Source text:
--- begin ---

#223 — End of 2022 Special
Dec 25, 2022
Merry Christmas! The end of the year is upon us once more!
Work
This year I changed jobs. After after 4 years at GDS, I moved to GoCardless.
Over 2021 I started to feel like I needed a change. I’d been doing the same sort of thing for a while and, even if I changed teams, I’d still be doing something fairly similar. I wanted to work on larger and more complex systems, and I didn’t want to have my career advancement contingent upon doing more line management.
So I started looking around. I sent a total of 8 applications, of which 2 never responded, 5 rejected me before an interview, and 1 rejected me after an interview.
Then after all that work of tracking down and applying to interesting-sounding companies (I don’t just want a job, I want an interesting job), a GoCardless recruiter reached out to me over linkedin and that’s how I ended up at the new place.
I’ve been there for 9 months now, working on a team which owns a lot of the core logic and data which powers our payment processing. Right off the bat I was thrust into complex scalability work, so we could handle millions more payments a day than we currently processed, and it’s been a lot of fun.
It also pays more, which is nice.
Finance
As interesting as my job may be, it is still an unwanted imposition upon my life, an evil necessary to survive in our modern society. Were I financially independent, I would drop it in a heartbeat.
So, finances.
This year I didn’t really make any changes to my practices. I changed some account names up to make budgeting easier, but that’s it. I’m pretty happy with how I model things now, and don’t see myself making any big changes next year either.
I’m closer to financial independence (FIRE) than I was at the start of the year, but there’s still a long way to go.
Firstly, I’m now saving / investing over 50% of my net income. This is, really, the bare minimum to achieve FIRE, as it’ll let me FIRE in about 16 years. The next milestone I’m aiming for is 66%, which would let me FIRE in about 10 years; I’ll need to increase my income further to have a chance of hitting that, though.
Secondly, my “runway”—how long it would take to run out of cash if I quit my job this second, sold all my investments, and didn’t change my spending habits one bit—is now 3 years. That’s a long time to not need to work! But I shouldn’t relax now and actually quit my job for an extended break, that’d just eat up my savings and delay the goal of permanent retirement.
Knowing I’ll be working for 16 more years, at least, isn’t very encouraging. Likely longer, if inflation remains so high and wages don’t keep up. That’s half a lifetime away! But it’s better than working an entire lifetime.

--- end ---

Information supplied:
--- begin ---

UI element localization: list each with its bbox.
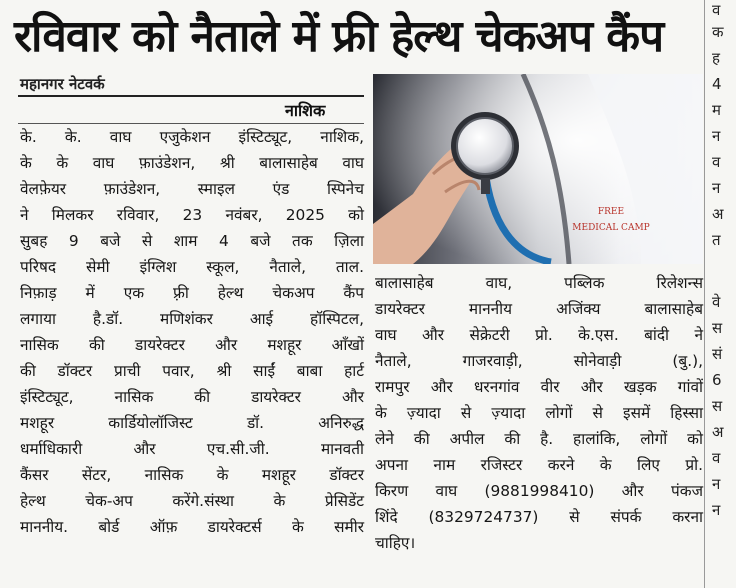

--- end ---

Written instruction A: According to the end-of-2022 post, how many job applications did the writer send in total?
Written instruction B: List every outcome the end-of-2022 post gives for the writer's job applications, with the number of applications for each.
Written instruction C: Write the next few paragraphs of the end-of-2022 post, picking up right after its last sentence.

Final result A: 8

Final result B:
- 2 never responded
- 5 rejected the writer before an interview
- 1 rejected the writer after an interview

Final result C:
Reading
This year I read 62 books, which is nothing to sniff at—it’s, on average, just over one book a week—but looking at what I actually read, it’s only that high because I read a lot of light novels. If we look at non-light-novel prose fiction specifically, which used to be the bulk of my reading, I read a mere 17 books this year! There were 15 weeks in which I didn’t finish any books at all!
Despite having so many books, quite often I felt as if I had nothing to read. No more big series I’d been meaning to get into. Just lots of individual books, some of which I’m really not that keen to read, and which have been sitting around unopened on my shelves for years. I should probably get rid of them. I’ve also not bought much new fiction this year (if you don’t count the light novels), but that’s partly because there’s not been much I’ve wanted to read.
I think I need to discover some new authors. Time to go hit up an actual physical book shop and see what’s recent.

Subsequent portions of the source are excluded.